-- Start --

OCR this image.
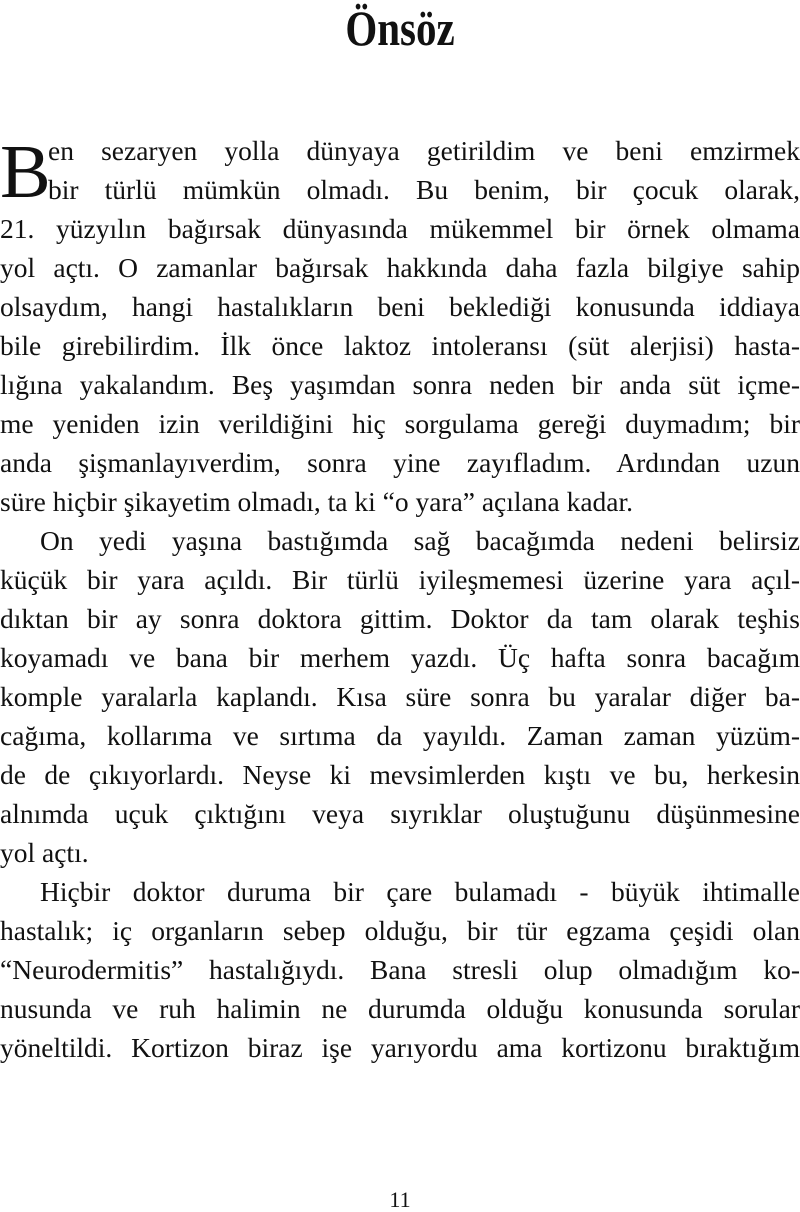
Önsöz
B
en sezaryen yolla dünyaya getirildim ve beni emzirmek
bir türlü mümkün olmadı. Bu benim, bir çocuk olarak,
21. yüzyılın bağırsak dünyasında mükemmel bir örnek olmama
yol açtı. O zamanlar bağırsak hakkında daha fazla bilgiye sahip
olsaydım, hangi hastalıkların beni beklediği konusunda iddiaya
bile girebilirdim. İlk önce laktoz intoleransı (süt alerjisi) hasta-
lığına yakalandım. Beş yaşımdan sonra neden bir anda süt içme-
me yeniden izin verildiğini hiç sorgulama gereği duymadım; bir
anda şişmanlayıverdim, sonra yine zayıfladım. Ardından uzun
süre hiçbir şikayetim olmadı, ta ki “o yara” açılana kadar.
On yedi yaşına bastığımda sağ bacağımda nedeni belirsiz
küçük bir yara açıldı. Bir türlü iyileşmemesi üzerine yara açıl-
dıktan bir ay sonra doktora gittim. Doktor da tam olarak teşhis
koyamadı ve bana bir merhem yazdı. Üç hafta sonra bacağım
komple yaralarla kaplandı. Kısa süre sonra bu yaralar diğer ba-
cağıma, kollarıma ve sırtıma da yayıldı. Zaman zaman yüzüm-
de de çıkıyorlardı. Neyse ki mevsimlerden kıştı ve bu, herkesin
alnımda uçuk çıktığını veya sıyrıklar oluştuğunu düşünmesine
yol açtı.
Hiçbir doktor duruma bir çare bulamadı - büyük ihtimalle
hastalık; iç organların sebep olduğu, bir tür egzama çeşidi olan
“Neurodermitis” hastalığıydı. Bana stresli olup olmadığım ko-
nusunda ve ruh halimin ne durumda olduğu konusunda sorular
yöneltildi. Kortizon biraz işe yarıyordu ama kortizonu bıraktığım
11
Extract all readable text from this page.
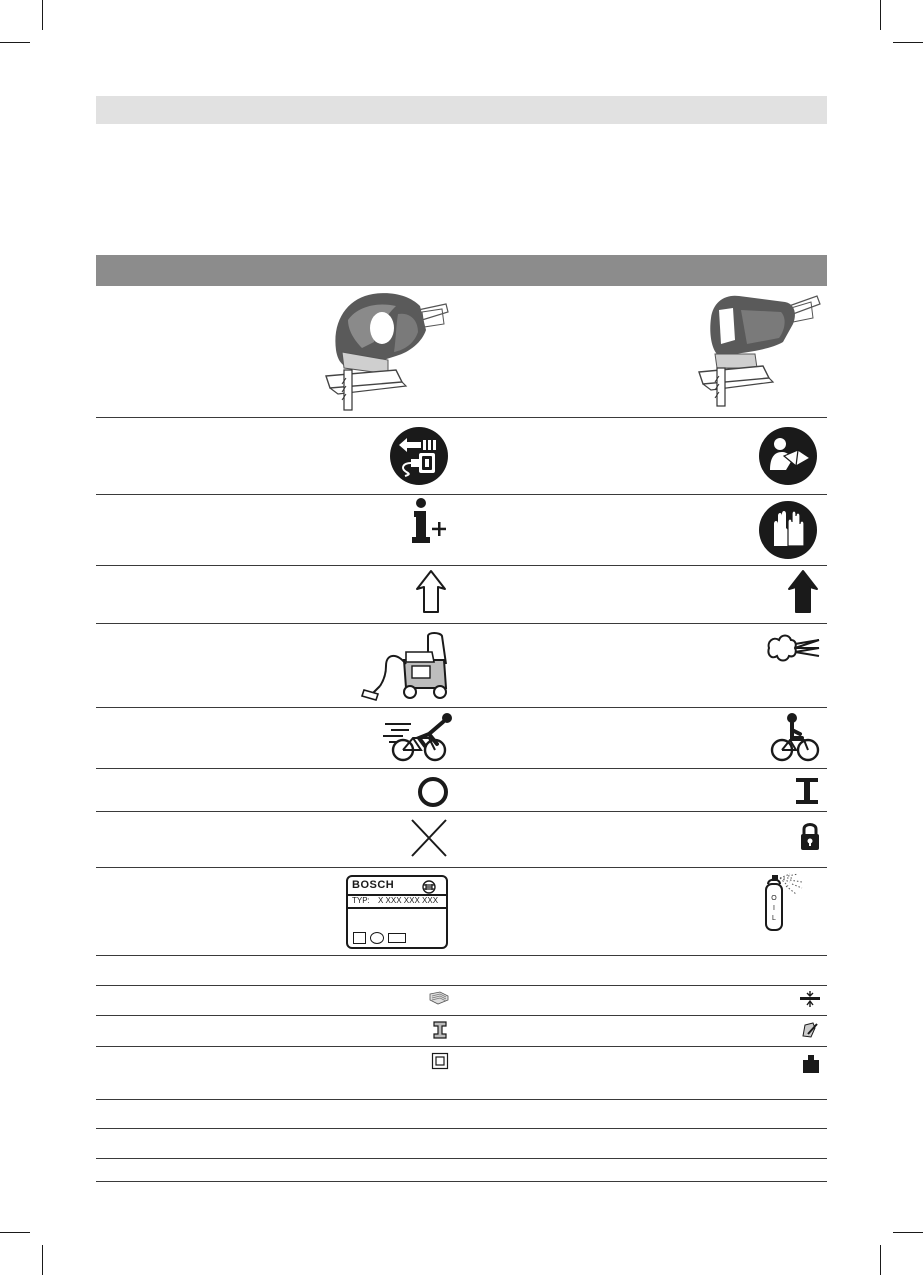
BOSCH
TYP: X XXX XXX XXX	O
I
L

-- End --
-- Start --

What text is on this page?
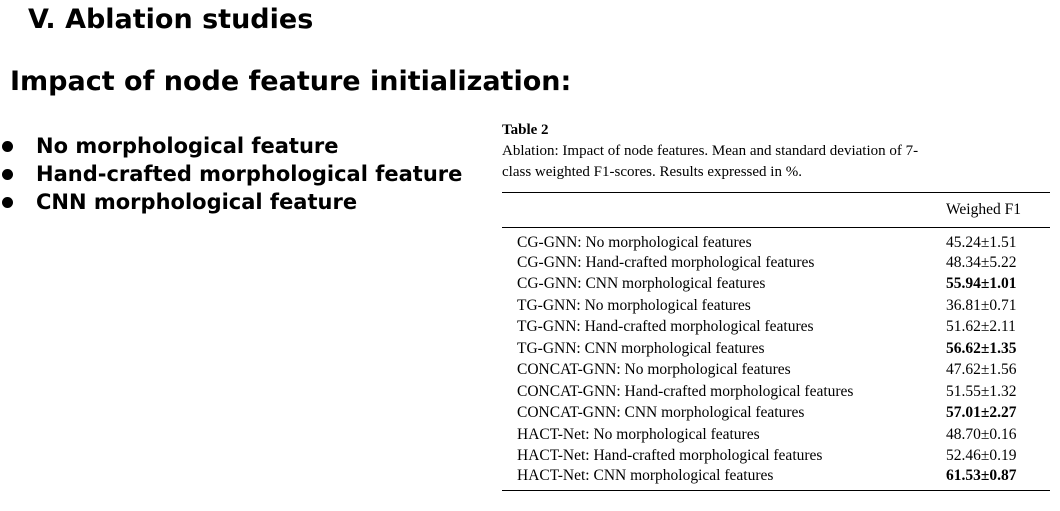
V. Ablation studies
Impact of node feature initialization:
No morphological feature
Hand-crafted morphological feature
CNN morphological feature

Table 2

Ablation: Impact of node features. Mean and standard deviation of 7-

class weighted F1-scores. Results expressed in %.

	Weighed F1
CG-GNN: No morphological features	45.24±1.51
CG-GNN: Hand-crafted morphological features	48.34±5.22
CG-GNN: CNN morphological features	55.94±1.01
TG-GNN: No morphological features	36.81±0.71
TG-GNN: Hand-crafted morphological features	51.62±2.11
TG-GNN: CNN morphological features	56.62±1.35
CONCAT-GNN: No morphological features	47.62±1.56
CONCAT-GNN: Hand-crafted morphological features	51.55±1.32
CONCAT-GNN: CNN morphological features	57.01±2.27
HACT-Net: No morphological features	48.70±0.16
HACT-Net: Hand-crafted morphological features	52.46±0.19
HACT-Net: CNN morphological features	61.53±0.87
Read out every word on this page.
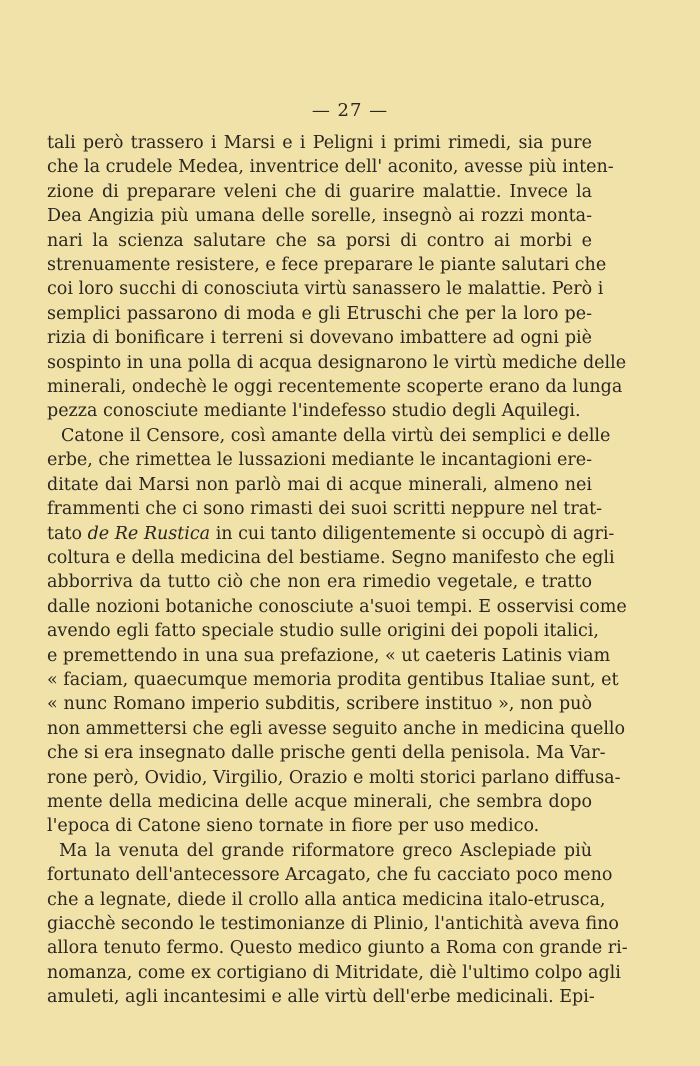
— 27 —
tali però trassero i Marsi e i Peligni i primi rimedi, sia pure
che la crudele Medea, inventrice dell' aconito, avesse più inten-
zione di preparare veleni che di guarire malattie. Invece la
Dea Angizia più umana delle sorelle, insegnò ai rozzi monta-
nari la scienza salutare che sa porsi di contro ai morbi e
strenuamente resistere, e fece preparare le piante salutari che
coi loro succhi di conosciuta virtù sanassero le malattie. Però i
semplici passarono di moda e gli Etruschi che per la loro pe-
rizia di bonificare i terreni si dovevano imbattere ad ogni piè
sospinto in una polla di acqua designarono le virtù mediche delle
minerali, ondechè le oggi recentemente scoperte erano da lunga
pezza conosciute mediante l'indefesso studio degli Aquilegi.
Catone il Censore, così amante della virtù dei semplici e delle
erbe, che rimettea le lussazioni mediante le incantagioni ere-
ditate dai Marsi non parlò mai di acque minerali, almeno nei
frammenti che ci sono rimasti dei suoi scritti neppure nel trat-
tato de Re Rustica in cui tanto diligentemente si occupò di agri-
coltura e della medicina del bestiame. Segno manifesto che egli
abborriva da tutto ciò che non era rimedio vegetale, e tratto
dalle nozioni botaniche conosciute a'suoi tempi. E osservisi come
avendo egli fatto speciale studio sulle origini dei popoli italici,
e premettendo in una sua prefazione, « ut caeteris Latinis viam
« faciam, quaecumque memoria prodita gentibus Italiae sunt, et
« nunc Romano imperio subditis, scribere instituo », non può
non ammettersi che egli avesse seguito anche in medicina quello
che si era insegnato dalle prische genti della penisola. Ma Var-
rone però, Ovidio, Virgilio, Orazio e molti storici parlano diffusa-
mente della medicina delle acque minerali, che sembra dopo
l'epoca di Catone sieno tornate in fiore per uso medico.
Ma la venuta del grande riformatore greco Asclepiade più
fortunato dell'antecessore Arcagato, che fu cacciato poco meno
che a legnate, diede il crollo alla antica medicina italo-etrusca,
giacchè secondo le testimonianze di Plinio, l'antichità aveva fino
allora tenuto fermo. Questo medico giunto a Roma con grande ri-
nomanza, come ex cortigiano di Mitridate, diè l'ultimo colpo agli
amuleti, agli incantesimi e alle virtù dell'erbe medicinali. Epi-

-- End --

**YOUR TASK**
Identify each line containing the string "olduğu" and copy it out.

**REPLY**
hastalık; iç organların sebep olduğu, bir tür egzama çeşidi olan
nusunda ve ruh halimin ne durumda olduğu konusunda sorular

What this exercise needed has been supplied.